Retype each record shown below, leaving every character as it is.

▼

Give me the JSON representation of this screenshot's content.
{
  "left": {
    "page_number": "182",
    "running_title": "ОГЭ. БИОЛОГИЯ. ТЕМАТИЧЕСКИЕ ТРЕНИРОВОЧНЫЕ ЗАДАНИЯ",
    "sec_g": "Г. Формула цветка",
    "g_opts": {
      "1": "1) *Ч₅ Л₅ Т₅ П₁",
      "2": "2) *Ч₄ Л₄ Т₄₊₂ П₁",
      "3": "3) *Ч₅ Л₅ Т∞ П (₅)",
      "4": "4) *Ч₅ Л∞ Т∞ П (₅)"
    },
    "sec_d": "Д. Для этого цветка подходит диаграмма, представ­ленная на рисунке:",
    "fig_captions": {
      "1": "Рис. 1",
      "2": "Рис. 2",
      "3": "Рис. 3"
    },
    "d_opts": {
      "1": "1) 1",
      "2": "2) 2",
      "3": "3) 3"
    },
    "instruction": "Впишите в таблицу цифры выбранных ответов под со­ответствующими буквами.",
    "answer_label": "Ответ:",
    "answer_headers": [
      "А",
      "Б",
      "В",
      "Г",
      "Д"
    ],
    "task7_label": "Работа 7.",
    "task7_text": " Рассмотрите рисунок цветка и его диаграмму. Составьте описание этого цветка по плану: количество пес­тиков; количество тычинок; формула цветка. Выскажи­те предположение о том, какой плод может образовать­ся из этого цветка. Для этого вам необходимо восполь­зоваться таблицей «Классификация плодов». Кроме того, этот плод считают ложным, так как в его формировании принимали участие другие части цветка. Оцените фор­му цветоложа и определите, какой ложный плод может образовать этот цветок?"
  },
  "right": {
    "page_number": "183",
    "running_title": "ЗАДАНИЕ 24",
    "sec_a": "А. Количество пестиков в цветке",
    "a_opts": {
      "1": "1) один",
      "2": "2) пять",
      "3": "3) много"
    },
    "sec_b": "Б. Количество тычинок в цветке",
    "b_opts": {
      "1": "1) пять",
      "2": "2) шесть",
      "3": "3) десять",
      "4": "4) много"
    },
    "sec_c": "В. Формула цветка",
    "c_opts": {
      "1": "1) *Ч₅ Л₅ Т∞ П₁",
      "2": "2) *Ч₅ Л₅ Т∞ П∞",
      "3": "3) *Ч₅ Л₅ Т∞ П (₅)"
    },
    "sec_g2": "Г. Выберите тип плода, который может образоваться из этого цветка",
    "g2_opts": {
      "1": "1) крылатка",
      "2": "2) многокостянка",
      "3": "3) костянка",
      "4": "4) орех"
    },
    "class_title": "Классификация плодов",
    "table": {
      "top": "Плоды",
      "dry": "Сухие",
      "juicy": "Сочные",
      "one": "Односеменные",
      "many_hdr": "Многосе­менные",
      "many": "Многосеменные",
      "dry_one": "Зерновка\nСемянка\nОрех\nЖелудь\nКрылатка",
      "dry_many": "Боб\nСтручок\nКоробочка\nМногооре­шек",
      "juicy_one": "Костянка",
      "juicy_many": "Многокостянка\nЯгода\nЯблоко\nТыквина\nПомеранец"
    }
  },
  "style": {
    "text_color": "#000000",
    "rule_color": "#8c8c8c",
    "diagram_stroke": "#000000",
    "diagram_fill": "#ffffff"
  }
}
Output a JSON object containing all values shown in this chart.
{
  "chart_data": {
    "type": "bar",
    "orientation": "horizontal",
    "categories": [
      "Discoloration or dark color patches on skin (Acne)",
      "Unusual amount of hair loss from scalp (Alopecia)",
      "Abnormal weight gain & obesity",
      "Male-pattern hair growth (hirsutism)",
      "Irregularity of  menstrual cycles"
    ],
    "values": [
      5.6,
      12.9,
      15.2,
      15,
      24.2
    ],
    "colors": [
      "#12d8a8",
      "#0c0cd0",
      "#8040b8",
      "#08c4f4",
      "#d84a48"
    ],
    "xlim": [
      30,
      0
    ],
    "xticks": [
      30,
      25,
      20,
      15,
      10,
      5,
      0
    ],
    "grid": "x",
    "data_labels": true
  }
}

▲

■ **REPLY TO THE EXERCISE**:
Give me the JSON representation of this screenshot's content.
{
  "left": {
    "page_number": "182",
    "running_title": "ОГЭ. БИОЛОГИЯ. ТЕМАТИЧЕСКИЕ ТРЕНИРОВОЧНЫЕ ЗАДАНИЯ",
    "sec_g": "Г. Формула цветка",
    "g_opts": {
      "1": "1) *Ч₅ Л₅ Т₅ П₁",
      "2": "2) *Ч₄ Л₄ Т₄₊₂ П₁",
      "3": "3) *Ч₅ Л₅ Т∞ П (₅)",
      "4": "4) *Ч₅ Л∞ Т∞ П (₅)"
    },
    "sec_d": "Д. Для этого цветка подходит диаграмма, представ­ленная на рисунке:",
    "fig_captions": {
      "1": "Рис. 1",
      "2": "Рис. 2",
      "3": "Рис. 3"
    },
    "d_opts": {
      "1": "1) 1",
      "2": "2) 2",
      "3": "3) 3"
    },
    "instruction": "Впишите в таблицу цифры выбранных ответов под со­ответствующими буквами.",
    "answer_label": "Ответ:",
    "answer_headers": [
      "А",
      "Б",
      "В",
      "Г",
      "Д"
    ],
    "task7_label": "Работа 7.",
    "task7_text": " Рассмотрите рисунок цветка и его диаграмму. Составьте описание этого цветка по плану: количество пес­тиков; количество тычинок; формула цветка. Выскажи­те предположение о том, какой плод может образовать­ся из этого цветка. Для этого вам необходимо восполь­зоваться таблицей «Классификация плодов». Кроме того, этот плод считают ложным, так как в его формировании принимали участие другие части цветка. Оцените фор­му цветоложа и определите, какой ложный плод может образовать этот цветок?"
  },
  "right": {
    "page_number": "183",
    "running_title": "ЗАДАНИЕ 24",
    "sec_a": "А. Количество пестиков в цветке",
    "a_opts": {
      "1": "1) один",
      "2": "2) пять",
      "3": "3) много"
    },
    "sec_b": "Б. Количество тычинок в цветке",
    "b_opts": {
      "1": "1) пять",
      "2": "2) шесть",
      "3": "3) десять",
      "4": "4) много"
    },
    "sec_c": "В. Формула цветка",
    "c_opts": {
      "1": "1) *Ч₅ Л₅ Т∞ П₁",
      "2": "2) *Ч₅ Л₅ Т∞ П∞",
      "3": "3) *Ч₅ Л₅ Т∞ П (₅)"
    },
    "sec_g2": "Г. Выберите тип плода, который может образоваться из этого цветка",
    "g2_opts": {
      "1": "1) крылатка",
      "2": "2) многокостянка",
      "3": "3) костянка",
      "4": "4) орех"
    },
    "class_title": "Классификация плодов",
    "table": {
      "top": "Плоды",
      "dry": "Сухие",
      "juicy": "Сочные",
      "one": "Односеменные",
      "many_hdr": "Многосе­менные",
      "many": "Многосеменные",
      "dry_one": "Зерновка\nСемянка\nОрех\nЖелудь\nКрылатка",
      "dry_many": "Боб\nСтручок\nКоробочка\nМногооре­шек",
      "juicy_one": "Костянка",
      "juicy_many": "Многокостянка\nЯгода\nЯблоко\nТыквина\nПомеранец"
    }
  },
  "style": {
    "text_color": "#000000",
    "rule_color": "#8c8c8c",
    "diagram_stroke": "#000000",
    "diagram_fill": "#ffffff"
  }
}
Output a JSON object containing all values shown in this chart.
{
  "chart_data": {
    "type": "bar",
    "orientation": "horizontal",
    "categories": [
      "Discoloration or dark color patches on skin (Acne)",
      "Unusual amount of hair loss from scalp (Alopecia)",
      "Abnormal weight gain & obesity",
      "Male-pattern hair growth (hirsutism)",
      "Irregularity of  menstrual cycles"
    ],
    "values": [
      5.6,
      12.9,
      15.2,
      15,
      24.2
    ],
    "colors": [
      "#12d8a8",
      "#0c0cd0",
      "#8040b8",
      "#08c4f4",
      "#d84a48"
    ],
    "xlim": [
      30,
      0
    ],
    "xticks": [
      30,
      25,
      20,
      15,
      10,
      5,
      0
    ],
    "grid": "x",
    "data_labels": true
  }
}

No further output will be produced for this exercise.